**Given task:**
Scan the entries below for the word "Posted". Copy each line that has it.

Stored data:
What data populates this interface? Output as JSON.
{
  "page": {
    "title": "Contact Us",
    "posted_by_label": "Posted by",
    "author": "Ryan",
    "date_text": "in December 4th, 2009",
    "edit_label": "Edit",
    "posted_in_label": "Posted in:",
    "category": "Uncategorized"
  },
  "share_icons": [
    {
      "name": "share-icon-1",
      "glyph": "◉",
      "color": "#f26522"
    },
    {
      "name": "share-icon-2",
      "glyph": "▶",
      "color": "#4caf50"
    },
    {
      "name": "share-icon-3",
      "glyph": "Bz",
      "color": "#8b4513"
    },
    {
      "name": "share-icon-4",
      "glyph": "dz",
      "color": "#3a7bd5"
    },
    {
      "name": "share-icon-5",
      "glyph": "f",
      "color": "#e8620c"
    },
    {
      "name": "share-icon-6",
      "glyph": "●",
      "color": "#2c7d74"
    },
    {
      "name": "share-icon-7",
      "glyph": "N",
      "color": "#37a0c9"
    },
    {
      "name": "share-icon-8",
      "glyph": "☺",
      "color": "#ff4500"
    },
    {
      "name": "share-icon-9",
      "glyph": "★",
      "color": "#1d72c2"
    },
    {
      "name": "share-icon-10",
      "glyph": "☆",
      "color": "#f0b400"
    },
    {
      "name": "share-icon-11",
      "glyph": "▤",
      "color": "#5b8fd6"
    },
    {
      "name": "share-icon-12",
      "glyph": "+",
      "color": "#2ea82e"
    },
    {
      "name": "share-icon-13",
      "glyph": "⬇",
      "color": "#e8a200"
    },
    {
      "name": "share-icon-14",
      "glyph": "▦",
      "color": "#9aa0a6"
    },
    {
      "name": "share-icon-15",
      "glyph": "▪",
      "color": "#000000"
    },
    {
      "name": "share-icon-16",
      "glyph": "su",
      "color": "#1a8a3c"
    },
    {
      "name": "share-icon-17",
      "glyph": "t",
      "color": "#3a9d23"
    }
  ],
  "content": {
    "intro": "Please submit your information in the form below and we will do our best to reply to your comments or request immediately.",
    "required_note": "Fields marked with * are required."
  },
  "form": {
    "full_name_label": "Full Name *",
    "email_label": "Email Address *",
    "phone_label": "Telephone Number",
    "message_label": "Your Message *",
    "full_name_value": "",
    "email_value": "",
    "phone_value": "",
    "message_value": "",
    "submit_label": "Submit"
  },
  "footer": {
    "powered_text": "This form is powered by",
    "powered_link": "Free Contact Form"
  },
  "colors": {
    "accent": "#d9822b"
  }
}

**Full answer:**
    "posted_by_label": "Posted by",
    "posted_in_label": "Posted in:",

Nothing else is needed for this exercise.